Mann: A few years ago, I was away from home at the Sundance Film Festival and I wanted to connect with other sober people for both social activities and supportive connection. This type of connection is especially important when one is away from their established sober support network. I knew other smartphone apps existed to connect other populations such as Grindr for gay men, Untappd for beer lovers, and Runkeeper for runners, so I was shocked to find that no similar app existed to connect people in recovery. I immediately recognized how beneficial such an app would be for people in recovery, or people still trying to get sober, and I set out to build Sober Grid.
I started Sober Grid because I saw an important, but at that time unmet, need for people in recovery from alcohol and drug addiction to find and connect with their peers. I entered recovery at the age of 23, and I have relied on the support I received from sober peers to achieve and maintain my sobriety.
Forbes: What is unique about Sober Grid?
Mann: Sober Grid is unique because it takes peer support into the digital age. Sober Grid enables people in recovery from addiction to find and connect with others nearby, as well as to tap into a global sober community for immediate connection and peer support 24/7, directly from their smartphone. In-person support meetings are incredibly beneficial, but they are not offered in all locations or at all times of day. Sober Grid removes barriers that impede people from finding support wherever and whenever they need it, and puts this support in a person's pocket, allowing them to access it "on demand" with the touch of a button.
Forbes: Do you have any interesting stories about how Sober Grid has helped people?
Mann: Absolutely! We receive feedback from Sober Grid members on a daily basis, letting us know that the support they received from others on Sober Grid kept them from relapsing. Relapse, especially when dealing with substances like heroin and other opioids, is quite literally a life or death scenario. So Sober Grid is indeed saving lives.

* Material for the task *
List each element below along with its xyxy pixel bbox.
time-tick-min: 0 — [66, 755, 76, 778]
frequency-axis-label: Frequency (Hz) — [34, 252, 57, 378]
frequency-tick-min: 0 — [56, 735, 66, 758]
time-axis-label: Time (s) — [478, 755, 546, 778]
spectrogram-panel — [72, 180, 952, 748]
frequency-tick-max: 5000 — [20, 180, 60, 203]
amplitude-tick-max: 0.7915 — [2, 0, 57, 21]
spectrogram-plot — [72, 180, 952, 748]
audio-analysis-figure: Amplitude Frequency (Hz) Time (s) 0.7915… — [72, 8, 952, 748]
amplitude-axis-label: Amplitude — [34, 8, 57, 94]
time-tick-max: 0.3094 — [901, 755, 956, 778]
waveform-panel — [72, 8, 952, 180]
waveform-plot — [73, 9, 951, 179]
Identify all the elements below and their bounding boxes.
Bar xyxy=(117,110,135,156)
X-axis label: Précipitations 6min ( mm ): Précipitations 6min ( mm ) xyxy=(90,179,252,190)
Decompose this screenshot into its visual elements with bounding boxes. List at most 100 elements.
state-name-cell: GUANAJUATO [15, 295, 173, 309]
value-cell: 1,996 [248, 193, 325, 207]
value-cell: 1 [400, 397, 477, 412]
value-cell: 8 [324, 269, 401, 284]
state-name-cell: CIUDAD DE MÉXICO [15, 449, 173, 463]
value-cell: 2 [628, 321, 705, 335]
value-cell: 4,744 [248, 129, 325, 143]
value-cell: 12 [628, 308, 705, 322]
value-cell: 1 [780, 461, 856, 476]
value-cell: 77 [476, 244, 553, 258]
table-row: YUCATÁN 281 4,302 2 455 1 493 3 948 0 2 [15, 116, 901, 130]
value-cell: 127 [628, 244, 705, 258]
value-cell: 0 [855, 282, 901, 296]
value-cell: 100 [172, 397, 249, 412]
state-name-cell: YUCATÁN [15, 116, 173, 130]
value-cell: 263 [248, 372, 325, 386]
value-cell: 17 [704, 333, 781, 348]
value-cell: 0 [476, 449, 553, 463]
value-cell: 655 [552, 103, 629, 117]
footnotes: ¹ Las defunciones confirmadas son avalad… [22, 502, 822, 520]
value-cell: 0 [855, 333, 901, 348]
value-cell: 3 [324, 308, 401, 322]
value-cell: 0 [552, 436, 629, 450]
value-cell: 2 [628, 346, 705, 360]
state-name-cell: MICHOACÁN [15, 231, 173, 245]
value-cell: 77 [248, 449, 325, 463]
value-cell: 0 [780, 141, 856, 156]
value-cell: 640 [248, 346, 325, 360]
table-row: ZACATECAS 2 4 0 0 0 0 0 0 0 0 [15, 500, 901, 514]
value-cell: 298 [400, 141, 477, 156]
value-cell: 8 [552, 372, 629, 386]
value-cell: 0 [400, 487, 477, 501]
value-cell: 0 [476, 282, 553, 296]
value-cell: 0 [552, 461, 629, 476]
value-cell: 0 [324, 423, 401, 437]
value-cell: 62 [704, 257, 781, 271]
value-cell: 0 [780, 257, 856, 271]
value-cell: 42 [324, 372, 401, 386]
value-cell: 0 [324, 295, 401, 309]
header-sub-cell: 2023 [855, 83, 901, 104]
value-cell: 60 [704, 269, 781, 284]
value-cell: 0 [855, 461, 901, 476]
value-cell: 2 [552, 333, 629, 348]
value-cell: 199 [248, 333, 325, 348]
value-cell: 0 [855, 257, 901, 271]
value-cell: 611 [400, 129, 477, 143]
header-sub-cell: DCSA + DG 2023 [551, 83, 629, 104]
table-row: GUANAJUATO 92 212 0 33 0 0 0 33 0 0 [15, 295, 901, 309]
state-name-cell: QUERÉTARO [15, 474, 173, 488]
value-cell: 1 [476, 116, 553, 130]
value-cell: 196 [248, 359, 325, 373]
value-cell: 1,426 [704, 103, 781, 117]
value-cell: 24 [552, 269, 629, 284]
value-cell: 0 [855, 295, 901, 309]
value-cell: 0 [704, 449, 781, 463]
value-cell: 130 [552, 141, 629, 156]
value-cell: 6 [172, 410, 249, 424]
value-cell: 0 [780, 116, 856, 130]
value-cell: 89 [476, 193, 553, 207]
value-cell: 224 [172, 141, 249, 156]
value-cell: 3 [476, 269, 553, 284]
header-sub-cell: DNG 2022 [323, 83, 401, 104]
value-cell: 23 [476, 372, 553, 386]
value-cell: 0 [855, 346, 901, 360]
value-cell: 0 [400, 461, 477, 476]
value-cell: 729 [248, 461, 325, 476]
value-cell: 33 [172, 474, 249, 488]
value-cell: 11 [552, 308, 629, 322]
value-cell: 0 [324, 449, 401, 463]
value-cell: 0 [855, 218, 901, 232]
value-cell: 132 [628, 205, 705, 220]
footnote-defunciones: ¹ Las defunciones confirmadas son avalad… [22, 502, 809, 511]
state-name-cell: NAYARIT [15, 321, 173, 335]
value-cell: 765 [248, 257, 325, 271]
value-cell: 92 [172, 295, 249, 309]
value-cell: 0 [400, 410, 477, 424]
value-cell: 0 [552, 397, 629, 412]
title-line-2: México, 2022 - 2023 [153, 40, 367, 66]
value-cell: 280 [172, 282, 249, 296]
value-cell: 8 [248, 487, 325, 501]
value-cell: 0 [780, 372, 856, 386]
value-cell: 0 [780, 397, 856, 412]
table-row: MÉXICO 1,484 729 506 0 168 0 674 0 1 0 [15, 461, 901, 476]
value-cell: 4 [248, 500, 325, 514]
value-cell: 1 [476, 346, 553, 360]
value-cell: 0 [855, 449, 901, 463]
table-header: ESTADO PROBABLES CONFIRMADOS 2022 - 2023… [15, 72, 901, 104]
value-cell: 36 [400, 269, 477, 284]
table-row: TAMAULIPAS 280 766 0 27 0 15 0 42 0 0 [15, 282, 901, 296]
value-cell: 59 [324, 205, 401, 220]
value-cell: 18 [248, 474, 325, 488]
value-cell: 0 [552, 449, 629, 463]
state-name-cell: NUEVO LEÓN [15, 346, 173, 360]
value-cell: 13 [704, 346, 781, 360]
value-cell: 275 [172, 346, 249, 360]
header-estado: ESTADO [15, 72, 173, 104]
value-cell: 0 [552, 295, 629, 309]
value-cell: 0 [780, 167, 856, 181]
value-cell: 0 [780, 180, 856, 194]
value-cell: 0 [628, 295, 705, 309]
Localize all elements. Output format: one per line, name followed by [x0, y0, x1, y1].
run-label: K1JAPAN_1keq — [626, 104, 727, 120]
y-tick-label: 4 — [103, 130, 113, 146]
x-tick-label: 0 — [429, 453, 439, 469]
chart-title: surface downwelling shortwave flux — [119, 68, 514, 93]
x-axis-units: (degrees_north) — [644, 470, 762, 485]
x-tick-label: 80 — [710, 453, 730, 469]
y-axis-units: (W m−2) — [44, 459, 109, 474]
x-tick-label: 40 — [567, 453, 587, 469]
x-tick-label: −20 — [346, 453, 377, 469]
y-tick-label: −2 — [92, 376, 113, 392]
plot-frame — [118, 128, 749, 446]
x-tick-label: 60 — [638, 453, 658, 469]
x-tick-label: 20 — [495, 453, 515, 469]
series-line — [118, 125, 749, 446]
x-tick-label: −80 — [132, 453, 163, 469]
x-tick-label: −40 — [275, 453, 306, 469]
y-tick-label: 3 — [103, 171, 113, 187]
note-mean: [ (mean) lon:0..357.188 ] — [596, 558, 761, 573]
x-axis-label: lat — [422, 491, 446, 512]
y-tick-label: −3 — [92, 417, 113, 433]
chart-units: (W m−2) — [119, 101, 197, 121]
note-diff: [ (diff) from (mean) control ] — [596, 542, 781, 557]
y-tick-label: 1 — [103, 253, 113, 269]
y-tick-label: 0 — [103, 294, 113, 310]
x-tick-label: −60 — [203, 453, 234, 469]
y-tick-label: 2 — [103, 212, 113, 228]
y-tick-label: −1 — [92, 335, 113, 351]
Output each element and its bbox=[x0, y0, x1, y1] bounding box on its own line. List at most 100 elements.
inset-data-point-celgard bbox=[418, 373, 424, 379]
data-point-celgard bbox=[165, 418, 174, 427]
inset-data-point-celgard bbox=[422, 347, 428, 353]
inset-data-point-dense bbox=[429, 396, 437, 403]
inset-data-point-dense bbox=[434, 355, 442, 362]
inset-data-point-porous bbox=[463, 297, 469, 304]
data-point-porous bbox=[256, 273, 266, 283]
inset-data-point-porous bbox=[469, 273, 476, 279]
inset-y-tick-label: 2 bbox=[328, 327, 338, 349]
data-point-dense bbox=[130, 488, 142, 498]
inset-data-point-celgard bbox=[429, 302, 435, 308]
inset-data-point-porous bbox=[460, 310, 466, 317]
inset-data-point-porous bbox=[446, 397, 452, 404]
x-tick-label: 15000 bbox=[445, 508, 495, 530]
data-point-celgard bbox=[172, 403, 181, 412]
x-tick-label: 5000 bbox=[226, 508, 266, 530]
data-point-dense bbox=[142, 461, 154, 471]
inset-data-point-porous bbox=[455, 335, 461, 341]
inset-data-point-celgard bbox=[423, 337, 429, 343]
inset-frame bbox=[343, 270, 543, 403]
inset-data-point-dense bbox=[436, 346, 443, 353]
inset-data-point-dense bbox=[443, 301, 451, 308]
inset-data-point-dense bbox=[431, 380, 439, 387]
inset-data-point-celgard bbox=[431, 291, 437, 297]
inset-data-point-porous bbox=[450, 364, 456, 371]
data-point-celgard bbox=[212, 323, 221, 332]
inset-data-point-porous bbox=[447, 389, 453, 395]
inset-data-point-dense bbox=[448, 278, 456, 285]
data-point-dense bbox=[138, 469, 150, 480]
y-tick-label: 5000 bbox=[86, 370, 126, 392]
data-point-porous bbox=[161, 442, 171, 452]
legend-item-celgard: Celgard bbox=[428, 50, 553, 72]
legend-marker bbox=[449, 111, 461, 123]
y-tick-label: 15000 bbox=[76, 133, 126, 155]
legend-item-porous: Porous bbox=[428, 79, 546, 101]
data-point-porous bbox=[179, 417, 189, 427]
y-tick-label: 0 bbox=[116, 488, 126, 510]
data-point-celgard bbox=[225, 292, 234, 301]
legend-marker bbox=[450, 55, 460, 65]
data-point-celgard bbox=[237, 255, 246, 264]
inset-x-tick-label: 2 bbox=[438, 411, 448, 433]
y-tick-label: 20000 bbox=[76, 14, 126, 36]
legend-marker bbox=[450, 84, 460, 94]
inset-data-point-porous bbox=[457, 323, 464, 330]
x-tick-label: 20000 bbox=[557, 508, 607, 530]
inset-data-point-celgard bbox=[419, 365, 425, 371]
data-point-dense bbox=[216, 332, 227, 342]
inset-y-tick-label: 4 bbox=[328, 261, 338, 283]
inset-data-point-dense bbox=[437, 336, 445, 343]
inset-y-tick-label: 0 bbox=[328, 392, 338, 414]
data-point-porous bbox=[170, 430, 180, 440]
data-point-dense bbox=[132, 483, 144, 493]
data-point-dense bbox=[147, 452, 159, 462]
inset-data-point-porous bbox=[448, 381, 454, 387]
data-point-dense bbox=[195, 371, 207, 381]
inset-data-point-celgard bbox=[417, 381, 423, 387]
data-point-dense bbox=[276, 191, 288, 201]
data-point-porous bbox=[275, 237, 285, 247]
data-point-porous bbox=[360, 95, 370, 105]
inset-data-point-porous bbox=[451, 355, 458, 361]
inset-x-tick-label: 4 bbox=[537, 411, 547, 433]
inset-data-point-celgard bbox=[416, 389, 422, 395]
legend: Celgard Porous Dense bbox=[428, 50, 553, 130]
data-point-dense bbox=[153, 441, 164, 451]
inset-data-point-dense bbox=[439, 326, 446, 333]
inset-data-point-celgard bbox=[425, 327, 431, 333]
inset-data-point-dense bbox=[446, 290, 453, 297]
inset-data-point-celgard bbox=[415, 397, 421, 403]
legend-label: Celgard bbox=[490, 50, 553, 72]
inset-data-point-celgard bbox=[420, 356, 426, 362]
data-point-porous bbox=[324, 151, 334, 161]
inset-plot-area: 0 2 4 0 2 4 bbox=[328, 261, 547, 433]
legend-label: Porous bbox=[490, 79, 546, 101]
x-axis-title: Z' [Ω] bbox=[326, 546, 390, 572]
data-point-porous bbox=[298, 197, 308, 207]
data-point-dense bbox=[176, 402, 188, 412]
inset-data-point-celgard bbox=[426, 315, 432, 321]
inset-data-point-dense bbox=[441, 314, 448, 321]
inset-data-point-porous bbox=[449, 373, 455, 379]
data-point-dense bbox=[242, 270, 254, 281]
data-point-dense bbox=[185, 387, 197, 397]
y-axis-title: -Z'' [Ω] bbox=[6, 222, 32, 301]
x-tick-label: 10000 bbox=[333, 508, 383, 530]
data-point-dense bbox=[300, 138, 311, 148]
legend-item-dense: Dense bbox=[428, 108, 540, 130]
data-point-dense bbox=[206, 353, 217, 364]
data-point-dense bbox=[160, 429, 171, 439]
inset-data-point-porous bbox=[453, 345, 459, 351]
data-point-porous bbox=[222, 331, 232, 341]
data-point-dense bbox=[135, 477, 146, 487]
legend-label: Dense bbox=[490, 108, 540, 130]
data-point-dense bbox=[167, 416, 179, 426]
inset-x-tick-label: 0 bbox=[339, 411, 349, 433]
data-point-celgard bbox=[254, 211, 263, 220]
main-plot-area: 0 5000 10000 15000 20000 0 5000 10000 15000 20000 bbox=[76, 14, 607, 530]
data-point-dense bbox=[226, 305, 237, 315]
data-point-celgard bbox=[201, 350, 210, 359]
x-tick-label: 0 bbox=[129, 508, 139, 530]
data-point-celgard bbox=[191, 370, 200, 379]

* Aim 1 *
Answer these questions about the Sober Grid interview:
(a) At what age did Mann enter recovery?
(b) At which event was Mann away from home when he wanted to connect with other sober people?
(c) How often does Sober Grid receive feedback from its members?
* Aim 2 *
Retype the records, beginning with their first line and stopping after the line that contains "waveform-plot — [73, 9, 951, 179]".
The text and the records have nothing to do with each other.

* Full answer 1 *
(a) At 23.
(b) The Sundance Film Festival.
(c) On a daily basis.

* Full answer 2 *
List each element below along with its xyxy pixel bbox.
time-tick-min: 0 — [66, 755, 76, 778]
frequency-axis-label: Frequency (Hz) — [34, 252, 57, 378]
frequency-tick-min: 0 — [56, 735, 66, 758]
time-axis-label: Time (s) — [478, 755, 546, 778]
spectrogram-panel — [72, 180, 952, 748]
frequency-tick-max: 5000 — [20, 180, 60, 203]
amplitude-tick-max: 0.7915 — [2, 0, 57, 21]
spectrogram-plot — [72, 180, 952, 748]
audio-analysis-figure: Amplitude Frequency (Hz) Time (s) 0.7915… — [72, 8, 952, 748]
amplitude-axis-label: Amplitude — [34, 8, 57, 94]
time-tick-max: 0.3094 — [901, 755, 956, 778]
waveform-panel — [72, 8, 952, 180]
waveform-plot — [73, 9, 951, 179]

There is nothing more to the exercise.